▶ [Data in this exercise]
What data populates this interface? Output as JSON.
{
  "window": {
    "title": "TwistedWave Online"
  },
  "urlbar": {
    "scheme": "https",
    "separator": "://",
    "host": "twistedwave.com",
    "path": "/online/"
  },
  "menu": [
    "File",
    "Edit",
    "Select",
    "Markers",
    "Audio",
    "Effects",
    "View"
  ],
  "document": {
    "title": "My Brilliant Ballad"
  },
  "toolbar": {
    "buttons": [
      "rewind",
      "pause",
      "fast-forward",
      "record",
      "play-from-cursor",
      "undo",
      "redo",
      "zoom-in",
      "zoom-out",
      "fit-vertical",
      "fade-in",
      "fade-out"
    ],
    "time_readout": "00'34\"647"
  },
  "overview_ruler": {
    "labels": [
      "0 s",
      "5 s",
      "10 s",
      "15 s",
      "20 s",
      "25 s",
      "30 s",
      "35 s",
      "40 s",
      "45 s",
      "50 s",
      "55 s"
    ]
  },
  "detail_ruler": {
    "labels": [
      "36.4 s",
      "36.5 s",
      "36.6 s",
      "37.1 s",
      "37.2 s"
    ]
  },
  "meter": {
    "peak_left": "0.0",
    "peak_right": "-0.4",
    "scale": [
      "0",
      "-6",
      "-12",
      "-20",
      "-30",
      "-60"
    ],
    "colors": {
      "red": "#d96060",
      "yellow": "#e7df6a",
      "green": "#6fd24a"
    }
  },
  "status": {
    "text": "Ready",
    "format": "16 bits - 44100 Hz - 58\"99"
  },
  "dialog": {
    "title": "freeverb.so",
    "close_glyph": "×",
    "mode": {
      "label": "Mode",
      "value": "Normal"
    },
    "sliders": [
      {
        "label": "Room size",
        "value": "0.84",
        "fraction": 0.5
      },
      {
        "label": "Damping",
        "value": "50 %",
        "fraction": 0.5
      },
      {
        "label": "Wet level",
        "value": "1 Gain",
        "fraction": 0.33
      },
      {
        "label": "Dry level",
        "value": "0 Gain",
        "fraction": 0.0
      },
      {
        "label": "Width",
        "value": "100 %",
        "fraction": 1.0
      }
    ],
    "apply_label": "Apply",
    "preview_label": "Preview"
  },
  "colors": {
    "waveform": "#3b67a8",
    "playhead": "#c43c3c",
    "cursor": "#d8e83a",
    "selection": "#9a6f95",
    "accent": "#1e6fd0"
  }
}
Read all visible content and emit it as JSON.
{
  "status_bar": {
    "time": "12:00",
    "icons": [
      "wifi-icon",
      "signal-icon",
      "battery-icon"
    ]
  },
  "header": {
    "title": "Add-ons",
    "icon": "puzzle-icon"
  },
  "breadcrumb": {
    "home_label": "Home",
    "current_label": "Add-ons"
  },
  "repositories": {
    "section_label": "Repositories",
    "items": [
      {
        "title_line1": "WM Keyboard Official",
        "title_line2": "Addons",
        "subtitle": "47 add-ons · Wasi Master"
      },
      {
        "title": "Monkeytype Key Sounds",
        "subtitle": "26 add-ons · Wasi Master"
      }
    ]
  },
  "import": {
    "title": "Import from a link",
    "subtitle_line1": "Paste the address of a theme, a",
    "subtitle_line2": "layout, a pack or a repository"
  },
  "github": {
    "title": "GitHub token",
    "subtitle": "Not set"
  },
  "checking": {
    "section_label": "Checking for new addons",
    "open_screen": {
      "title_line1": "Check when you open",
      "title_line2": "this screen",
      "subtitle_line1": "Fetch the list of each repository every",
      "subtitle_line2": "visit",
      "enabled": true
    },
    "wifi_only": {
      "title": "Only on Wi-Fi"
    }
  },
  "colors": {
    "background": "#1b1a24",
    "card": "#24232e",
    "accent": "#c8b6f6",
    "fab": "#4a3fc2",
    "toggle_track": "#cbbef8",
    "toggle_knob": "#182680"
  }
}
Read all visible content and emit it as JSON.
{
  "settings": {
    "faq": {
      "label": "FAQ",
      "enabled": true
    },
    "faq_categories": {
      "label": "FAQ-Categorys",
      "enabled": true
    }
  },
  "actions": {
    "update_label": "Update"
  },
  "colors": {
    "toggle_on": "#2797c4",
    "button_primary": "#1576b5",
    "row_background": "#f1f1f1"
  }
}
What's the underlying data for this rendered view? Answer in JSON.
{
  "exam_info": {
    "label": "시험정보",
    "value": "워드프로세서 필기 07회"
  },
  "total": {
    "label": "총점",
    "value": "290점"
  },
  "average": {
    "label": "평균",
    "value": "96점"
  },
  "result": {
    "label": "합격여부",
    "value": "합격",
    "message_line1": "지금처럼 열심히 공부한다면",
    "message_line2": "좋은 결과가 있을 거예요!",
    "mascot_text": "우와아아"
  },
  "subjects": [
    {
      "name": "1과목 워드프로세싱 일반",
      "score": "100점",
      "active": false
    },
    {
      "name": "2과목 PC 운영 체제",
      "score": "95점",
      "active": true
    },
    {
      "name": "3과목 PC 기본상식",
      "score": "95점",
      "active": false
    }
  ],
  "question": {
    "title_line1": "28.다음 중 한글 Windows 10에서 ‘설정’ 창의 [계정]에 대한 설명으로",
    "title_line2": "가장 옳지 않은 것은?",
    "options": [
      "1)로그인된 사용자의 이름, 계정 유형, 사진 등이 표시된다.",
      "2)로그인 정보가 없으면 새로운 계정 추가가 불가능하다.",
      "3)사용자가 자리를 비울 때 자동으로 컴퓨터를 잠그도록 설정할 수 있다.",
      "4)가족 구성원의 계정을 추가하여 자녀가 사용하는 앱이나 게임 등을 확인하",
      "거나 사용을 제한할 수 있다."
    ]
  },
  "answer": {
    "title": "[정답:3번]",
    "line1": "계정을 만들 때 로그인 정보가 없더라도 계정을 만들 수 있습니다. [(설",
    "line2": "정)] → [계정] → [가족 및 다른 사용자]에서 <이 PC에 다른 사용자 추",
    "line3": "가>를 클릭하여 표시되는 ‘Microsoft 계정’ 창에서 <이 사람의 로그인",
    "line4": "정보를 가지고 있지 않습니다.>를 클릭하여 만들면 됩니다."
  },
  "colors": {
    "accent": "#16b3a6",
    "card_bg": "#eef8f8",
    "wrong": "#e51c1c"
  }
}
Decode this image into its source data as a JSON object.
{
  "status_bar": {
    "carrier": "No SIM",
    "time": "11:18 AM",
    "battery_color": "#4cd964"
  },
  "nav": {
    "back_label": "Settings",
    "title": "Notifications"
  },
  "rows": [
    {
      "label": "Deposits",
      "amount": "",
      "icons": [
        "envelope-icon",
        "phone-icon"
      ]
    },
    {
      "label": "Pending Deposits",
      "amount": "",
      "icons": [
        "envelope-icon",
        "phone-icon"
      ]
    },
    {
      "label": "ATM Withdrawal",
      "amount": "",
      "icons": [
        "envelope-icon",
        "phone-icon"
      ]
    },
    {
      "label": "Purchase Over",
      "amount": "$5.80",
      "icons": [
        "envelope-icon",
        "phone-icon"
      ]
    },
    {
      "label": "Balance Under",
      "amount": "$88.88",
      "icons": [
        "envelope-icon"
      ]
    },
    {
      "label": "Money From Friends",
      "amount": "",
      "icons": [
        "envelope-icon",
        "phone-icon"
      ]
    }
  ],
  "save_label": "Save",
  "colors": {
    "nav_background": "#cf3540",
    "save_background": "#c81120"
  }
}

▶ [Aim of the task] Return every line containing "What".

▶ [Written response]
What data populates this interface? Output as JSON.
What's the underlying data for this rendered view? Answer in JSON.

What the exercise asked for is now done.